#### Exercise description:
Return each entry exactly, omitting nothing.

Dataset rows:
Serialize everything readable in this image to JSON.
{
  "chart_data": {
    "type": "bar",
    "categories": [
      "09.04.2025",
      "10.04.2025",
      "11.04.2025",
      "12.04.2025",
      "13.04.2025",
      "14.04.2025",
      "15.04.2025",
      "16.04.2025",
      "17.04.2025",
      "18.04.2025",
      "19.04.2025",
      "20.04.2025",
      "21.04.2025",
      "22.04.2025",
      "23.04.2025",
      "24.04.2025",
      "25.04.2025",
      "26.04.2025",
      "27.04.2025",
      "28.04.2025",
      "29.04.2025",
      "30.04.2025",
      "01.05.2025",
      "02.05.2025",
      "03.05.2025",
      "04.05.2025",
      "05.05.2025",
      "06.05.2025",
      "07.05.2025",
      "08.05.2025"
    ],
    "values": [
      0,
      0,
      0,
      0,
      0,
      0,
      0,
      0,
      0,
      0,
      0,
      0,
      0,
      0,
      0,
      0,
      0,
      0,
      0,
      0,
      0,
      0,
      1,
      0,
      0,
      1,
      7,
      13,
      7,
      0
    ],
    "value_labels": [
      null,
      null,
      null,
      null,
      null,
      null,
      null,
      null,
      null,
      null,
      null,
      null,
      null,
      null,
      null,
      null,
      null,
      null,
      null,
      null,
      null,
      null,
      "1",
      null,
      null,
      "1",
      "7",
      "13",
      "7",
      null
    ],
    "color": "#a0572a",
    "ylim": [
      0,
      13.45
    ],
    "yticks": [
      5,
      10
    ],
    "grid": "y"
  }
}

#### Output of the exercise:
Serialize everything readable in this image to JSON.
{
  "chart_data": {
    "type": "bar",
    "categories": [
      "09.04.2025",
      "10.04.2025",
      "11.04.2025",
      "12.04.2025",
      "13.04.2025",
      "14.04.2025",
      "15.04.2025",
      "16.04.2025",
      "17.04.2025",
      "18.04.2025",
      "19.04.2025",
      "20.04.2025",
      "21.04.2025",
      "22.04.2025",
      "23.04.2025",
      "24.04.2025",
      "25.04.2025",
      "26.04.2025",
      "27.04.2025",
      "28.04.2025",
      "29.04.2025",
      "30.04.2025",
      "01.05.2025",
      "02.05.2025",
      "03.05.2025",
      "04.05.2025",
      "05.05.2025",
      "06.05.2025",
      "07.05.2025",
      "08.05.2025"
    ],
    "values": [
      0,
      0,
      0,
      0,
      0,
      0,
      0,
      0,
      0,
      0,
      0,
      0,
      0,
      0,
      0,
      0,
      0,
      0,
      0,
      0,
      0,
      0,
      1,
      0,
      0,
      1,
      7,
      13,
      7,
      0
    ],
    "value_labels": [
      null,
      null,
      null,
      null,
      null,
      null,
      null,
      null,
      null,
      null,
      null,
      null,
      null,
      null,
      null,
      null,
      null,
      null,
      null,
      null,
      null,
      null,
      "1",
      null,
      null,
      "1",
      "7",
      "13",
      "7",
      null
    ],
    "color": "#a0572a",
    "ylim": [
      0,
      13.45
    ],
    "yticks": [
      5,
      10
    ],
    "grid": "y"
  }
}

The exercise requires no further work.